Collected data entries:
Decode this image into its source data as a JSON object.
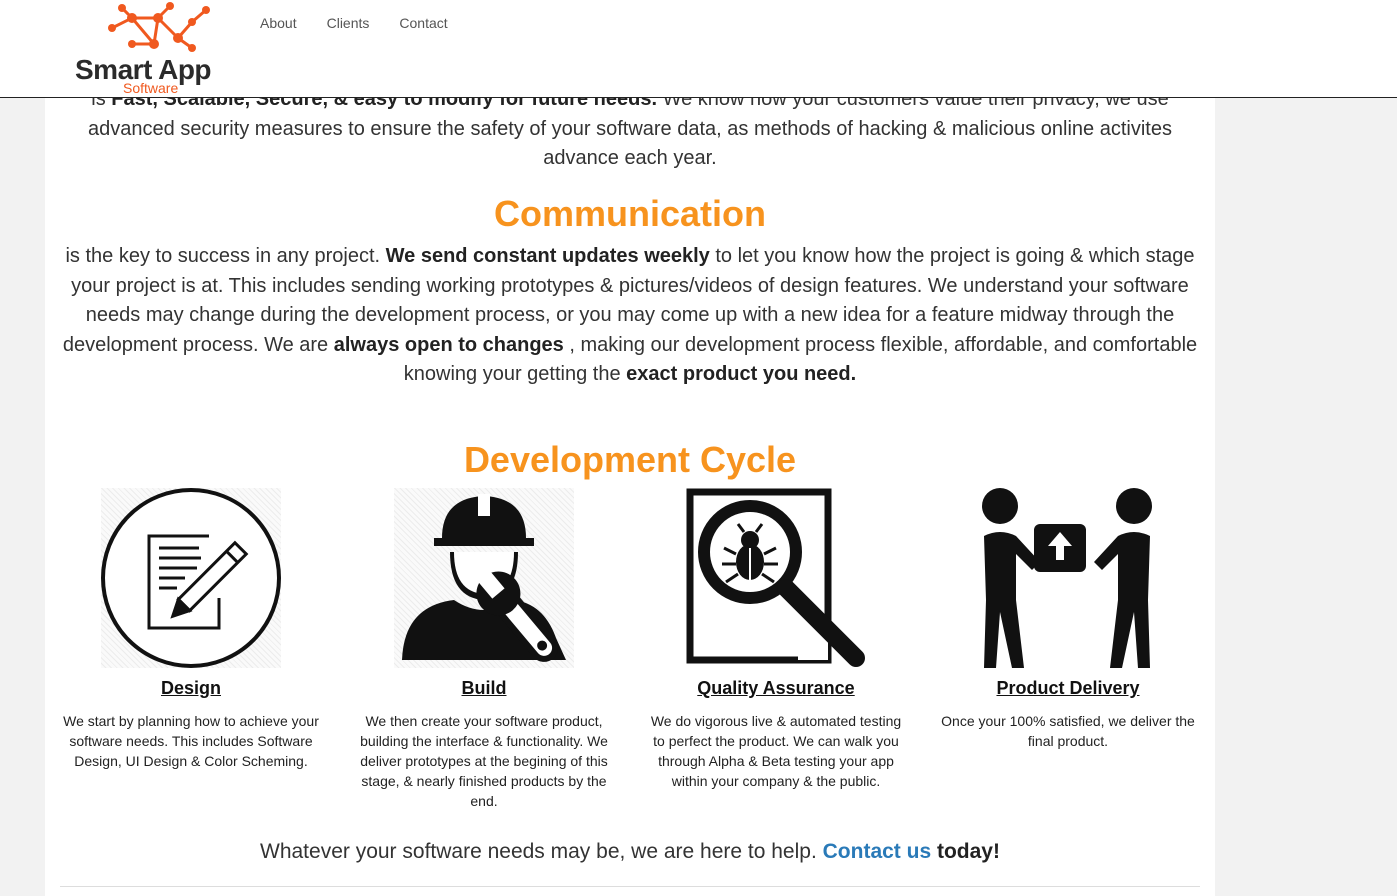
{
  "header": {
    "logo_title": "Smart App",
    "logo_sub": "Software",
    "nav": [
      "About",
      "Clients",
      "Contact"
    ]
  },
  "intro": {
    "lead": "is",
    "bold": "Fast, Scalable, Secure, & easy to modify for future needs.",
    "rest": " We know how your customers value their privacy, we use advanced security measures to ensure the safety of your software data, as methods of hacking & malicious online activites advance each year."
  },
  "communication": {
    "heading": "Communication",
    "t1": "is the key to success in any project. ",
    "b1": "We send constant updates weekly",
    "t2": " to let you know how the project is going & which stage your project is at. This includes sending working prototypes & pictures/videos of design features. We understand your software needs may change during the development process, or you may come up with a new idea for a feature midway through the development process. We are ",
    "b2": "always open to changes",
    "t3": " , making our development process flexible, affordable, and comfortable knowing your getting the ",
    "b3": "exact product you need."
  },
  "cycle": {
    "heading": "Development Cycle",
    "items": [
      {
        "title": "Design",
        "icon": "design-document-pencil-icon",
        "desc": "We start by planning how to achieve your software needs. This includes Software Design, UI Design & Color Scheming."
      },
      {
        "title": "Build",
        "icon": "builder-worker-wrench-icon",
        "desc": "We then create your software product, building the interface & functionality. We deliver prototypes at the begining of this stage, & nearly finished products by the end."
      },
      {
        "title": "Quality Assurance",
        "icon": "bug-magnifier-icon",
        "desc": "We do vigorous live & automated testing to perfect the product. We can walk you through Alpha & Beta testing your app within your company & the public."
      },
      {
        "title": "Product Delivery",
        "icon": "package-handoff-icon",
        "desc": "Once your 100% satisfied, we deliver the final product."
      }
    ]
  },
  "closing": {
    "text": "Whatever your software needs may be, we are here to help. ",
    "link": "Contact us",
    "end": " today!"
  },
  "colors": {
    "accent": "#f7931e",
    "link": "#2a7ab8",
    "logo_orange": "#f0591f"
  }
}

● **What to work on**
Repeat all the records above exactly, leaving out any pictures.

● **Task result**
Decode this image into its source data as a JSON object.
{
  "header": {
    "logo_title": "Smart App",
    "logo_sub": "Software",
    "nav": [
      "About",
      "Clients",
      "Contact"
    ]
  },
  "intro": {
    "lead": "is",
    "bold": "Fast, Scalable, Secure, & easy to modify for future needs.",
    "rest": " We know how your customers value their privacy, we use advanced security measures to ensure the safety of your software data, as methods of hacking & malicious online activites advance each year."
  },
  "communication": {
    "heading": "Communication",
    "t1": "is the key to success in any project. ",
    "b1": "We send constant updates weekly",
    "t2": " to let you know how the project is going & which stage your project is at. This includes sending working prototypes & pictures/videos of design features. We understand your software needs may change during the development process, or you may come up with a new idea for a feature midway through the development process. We are ",
    "b2": "always open to changes",
    "t3": " , making our development process flexible, affordable, and comfortable knowing your getting the ",
    "b3": "exact product you need."
  },
  "cycle": {
    "heading": "Development Cycle",
    "items": [
      {
        "title": "Design",
        "icon": "design-document-pencil-icon",
        "desc": "We start by planning how to achieve your software needs. This includes Software Design, UI Design & Color Scheming."
      },
      {
        "title": "Build",
        "icon": "builder-worker-wrench-icon",
        "desc": "We then create your software product, building the interface & functionality. We deliver prototypes at the begining of this stage, & nearly finished products by the end."
      },
      {
        "title": "Quality Assurance",
        "icon": "bug-magnifier-icon",
        "desc": "We do vigorous live & automated testing to perfect the product. We can walk you through Alpha & Beta testing your app within your company & the public."
      },
      {
        "title": "Product Delivery",
        "icon": "package-handoff-icon",
        "desc": "Once your 100% satisfied, we deliver the final product."
      }
    ]
  },
  "closing": {
    "text": "Whatever your software needs may be, we are here to help. ",
    "link": "Contact us",
    "end": " today!"
  },
  "colors": {
    "accent": "#f7931e",
    "link": "#2a7ab8",
    "logo_orange": "#f0591f"
  }
}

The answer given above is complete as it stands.